Work instructions |
Give back a single number, the count of lines containing the word "international".
** START OF Provided material **
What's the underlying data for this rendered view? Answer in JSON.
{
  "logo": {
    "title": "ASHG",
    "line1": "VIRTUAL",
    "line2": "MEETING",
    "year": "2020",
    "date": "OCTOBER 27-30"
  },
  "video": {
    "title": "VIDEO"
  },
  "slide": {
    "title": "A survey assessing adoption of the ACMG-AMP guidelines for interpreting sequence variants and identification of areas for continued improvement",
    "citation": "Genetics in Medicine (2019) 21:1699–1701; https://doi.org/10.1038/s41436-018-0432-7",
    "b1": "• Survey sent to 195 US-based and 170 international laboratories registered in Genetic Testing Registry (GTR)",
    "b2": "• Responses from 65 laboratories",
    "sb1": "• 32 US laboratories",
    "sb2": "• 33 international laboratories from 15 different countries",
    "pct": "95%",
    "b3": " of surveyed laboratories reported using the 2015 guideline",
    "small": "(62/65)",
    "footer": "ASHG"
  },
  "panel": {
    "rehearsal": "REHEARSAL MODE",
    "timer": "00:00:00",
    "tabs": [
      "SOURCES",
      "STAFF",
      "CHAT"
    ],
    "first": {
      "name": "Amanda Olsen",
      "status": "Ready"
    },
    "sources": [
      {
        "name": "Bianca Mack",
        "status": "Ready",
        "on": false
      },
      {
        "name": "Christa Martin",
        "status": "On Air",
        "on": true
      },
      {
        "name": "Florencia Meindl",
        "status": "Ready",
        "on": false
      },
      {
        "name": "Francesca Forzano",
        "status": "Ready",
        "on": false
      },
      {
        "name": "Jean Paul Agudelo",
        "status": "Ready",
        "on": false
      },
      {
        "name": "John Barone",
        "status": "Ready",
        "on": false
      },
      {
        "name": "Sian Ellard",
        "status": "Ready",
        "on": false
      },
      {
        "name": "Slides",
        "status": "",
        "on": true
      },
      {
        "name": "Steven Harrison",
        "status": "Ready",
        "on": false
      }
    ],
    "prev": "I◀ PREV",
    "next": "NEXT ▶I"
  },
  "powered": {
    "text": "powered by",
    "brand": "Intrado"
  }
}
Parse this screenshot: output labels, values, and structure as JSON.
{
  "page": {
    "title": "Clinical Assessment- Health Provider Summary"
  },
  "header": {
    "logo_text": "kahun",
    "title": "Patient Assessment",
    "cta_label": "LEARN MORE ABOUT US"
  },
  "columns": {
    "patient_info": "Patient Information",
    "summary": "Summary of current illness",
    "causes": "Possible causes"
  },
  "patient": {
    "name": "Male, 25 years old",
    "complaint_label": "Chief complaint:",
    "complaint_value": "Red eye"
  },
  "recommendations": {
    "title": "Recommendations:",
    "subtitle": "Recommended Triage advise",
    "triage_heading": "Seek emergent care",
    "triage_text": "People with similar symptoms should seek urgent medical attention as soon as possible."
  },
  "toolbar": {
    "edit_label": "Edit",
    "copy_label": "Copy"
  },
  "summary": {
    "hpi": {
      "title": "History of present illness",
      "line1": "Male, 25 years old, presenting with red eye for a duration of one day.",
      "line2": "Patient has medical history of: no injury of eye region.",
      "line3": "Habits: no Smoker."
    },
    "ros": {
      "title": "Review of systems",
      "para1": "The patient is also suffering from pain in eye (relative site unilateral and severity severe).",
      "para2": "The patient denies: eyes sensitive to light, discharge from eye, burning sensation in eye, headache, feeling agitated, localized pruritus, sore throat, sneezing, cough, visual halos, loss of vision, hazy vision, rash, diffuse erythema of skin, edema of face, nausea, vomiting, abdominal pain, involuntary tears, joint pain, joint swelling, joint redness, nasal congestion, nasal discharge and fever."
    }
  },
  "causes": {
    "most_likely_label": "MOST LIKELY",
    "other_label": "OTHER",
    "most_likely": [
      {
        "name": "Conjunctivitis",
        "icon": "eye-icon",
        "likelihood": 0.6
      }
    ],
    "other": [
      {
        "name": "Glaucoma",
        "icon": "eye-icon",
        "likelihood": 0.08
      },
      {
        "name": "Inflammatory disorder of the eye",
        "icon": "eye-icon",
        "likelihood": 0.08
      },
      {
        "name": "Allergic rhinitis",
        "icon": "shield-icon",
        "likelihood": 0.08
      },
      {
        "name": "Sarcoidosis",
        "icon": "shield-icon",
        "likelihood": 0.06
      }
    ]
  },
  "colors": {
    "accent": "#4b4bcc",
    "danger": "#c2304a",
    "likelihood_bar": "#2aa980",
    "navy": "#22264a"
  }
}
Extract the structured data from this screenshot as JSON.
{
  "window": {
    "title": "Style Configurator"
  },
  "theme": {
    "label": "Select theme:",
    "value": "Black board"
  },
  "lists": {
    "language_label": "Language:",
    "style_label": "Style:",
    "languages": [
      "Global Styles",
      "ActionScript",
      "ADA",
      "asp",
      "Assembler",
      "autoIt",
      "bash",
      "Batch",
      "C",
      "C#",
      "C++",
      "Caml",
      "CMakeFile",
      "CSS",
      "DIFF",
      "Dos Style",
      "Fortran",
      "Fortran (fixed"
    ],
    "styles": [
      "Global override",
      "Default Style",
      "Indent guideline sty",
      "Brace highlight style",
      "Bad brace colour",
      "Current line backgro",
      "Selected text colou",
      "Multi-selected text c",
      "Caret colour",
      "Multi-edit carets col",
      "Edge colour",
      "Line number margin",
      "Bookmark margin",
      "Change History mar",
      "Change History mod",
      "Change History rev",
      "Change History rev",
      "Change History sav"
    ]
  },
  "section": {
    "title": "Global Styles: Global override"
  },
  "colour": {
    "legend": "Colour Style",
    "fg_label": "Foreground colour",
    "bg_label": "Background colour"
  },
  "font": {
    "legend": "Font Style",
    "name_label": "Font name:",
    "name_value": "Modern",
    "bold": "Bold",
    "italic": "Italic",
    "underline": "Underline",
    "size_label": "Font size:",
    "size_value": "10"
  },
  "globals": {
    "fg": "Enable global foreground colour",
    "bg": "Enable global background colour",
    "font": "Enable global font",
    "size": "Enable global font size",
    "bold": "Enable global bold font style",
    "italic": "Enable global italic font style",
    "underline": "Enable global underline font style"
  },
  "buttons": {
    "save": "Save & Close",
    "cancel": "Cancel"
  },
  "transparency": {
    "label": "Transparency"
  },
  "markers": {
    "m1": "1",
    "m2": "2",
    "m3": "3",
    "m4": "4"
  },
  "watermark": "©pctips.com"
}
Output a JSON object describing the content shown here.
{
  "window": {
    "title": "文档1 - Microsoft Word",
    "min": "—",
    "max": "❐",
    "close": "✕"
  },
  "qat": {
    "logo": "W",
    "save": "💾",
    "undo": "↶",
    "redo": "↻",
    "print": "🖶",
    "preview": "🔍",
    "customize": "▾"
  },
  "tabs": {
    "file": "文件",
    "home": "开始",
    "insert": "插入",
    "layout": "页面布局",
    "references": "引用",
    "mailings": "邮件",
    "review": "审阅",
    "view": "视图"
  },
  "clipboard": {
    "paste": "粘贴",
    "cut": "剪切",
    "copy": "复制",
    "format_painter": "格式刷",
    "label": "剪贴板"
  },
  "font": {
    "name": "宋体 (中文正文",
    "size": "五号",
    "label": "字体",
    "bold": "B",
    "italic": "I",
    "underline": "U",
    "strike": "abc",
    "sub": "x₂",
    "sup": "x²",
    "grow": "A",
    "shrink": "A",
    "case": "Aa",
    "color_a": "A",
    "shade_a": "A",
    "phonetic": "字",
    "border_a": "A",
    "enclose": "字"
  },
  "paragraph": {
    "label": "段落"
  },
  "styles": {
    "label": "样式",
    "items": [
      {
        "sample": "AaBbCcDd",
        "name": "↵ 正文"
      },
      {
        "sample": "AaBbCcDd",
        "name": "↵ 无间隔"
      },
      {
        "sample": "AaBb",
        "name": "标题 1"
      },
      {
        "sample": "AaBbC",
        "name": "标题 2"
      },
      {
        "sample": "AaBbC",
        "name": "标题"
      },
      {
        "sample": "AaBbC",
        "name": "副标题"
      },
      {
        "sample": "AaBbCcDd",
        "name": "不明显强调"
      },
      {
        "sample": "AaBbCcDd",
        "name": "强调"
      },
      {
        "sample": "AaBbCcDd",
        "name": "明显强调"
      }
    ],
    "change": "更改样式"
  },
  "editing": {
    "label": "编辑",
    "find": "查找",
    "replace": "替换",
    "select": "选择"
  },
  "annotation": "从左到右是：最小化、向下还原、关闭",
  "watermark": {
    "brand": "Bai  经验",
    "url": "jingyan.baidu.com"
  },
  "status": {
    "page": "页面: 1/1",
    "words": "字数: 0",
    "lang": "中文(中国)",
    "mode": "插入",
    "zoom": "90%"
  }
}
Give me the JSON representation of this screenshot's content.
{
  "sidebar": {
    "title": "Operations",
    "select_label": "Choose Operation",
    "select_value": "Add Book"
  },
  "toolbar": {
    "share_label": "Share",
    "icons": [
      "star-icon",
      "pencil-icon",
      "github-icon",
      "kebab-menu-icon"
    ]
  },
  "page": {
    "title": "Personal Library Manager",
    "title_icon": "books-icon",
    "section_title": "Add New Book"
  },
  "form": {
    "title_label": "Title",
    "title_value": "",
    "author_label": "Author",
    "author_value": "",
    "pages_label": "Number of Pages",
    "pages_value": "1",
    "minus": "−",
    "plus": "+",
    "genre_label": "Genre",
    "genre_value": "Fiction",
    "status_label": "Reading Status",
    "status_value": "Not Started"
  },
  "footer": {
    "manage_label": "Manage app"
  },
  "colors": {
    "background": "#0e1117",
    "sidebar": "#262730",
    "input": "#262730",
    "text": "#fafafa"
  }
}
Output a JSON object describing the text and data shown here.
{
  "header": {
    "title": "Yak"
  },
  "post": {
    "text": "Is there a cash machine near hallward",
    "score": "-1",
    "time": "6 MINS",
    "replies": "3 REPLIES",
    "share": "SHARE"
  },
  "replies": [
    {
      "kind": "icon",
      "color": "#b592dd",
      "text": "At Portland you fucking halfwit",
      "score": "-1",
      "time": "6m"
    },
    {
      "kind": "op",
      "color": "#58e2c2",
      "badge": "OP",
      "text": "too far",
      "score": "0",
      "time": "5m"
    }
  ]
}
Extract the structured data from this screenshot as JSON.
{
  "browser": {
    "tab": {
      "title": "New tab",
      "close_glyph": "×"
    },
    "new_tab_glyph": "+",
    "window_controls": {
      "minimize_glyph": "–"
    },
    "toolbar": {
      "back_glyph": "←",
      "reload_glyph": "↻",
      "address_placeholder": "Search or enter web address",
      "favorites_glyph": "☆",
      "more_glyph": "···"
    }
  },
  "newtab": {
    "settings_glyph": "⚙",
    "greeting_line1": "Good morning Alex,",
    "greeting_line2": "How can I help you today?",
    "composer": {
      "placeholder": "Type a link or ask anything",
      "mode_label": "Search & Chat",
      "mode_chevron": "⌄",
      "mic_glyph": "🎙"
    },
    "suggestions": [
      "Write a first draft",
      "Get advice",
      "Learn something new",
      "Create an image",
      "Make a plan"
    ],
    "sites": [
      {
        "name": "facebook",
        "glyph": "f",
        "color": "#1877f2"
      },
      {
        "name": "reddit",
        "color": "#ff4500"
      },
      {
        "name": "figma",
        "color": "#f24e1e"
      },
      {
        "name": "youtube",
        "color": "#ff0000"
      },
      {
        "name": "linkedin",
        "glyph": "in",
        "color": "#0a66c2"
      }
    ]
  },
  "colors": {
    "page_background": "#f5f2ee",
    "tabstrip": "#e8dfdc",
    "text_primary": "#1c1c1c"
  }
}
** END OF Provided material **
The result |
2